[AIM]: Copy out the lines that have "taśmowe" in them.

*** EXERCISE INPUTS ***

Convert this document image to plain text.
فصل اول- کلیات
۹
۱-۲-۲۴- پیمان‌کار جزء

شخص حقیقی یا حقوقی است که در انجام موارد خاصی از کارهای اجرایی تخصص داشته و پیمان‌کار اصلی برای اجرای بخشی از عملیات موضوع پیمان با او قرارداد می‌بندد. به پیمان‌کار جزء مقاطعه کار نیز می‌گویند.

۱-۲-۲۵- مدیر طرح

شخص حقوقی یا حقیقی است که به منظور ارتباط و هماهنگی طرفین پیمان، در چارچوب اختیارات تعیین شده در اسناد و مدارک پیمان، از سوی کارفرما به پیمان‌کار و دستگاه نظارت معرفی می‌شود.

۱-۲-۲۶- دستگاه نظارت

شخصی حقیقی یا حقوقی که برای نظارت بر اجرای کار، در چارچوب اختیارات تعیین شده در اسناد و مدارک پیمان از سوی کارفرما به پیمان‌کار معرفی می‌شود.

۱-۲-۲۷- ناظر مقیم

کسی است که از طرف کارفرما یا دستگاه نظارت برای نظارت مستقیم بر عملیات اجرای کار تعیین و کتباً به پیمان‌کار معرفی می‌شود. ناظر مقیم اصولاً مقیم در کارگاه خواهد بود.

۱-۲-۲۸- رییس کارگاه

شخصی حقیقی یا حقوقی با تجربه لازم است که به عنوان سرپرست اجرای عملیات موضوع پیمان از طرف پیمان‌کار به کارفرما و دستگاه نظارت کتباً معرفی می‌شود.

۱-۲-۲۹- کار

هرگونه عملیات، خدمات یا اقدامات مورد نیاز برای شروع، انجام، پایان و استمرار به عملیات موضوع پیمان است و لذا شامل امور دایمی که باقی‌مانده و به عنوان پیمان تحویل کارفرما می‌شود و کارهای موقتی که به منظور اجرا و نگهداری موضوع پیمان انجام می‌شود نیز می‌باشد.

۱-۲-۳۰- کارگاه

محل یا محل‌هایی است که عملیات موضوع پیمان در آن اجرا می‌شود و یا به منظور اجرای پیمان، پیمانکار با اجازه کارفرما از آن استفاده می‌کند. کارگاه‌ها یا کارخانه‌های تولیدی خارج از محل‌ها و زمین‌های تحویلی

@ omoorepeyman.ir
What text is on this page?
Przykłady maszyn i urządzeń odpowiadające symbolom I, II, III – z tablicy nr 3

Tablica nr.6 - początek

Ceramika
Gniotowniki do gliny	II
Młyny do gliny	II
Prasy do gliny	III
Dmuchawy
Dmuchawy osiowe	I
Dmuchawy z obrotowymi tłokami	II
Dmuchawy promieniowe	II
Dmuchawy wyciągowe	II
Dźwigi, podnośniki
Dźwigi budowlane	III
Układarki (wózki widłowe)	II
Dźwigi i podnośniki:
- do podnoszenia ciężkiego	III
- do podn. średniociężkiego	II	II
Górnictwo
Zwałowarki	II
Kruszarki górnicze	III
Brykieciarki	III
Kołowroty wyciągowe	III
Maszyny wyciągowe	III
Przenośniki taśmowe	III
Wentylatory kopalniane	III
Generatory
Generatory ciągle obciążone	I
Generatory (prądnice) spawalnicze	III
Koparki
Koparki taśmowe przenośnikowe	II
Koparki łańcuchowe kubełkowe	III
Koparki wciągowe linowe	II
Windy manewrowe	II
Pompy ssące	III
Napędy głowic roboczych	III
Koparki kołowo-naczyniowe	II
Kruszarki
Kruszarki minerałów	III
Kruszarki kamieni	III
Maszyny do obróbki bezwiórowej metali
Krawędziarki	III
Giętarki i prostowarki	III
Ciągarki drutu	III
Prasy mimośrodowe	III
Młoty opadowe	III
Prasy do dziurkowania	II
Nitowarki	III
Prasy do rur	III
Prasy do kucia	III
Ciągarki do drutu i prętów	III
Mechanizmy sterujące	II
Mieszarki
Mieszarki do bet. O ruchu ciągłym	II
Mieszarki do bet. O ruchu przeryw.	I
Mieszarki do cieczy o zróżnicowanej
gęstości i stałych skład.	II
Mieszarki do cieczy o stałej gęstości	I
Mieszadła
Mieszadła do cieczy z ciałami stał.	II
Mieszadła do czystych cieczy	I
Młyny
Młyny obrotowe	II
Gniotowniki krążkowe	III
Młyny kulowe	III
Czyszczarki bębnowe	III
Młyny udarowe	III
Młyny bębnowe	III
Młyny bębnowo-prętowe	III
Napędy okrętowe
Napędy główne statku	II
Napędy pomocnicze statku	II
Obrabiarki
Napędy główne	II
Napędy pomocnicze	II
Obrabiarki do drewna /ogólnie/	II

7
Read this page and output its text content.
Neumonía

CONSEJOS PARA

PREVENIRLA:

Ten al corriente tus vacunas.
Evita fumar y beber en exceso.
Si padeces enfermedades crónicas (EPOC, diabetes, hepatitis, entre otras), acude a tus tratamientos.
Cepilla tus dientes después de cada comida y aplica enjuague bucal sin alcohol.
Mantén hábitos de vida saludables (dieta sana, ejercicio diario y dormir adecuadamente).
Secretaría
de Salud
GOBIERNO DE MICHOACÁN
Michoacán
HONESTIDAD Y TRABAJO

***

[THE RESPONSE]:
Przenośniki taśmowe	III
Koparki taśmowe przenośnikowe	II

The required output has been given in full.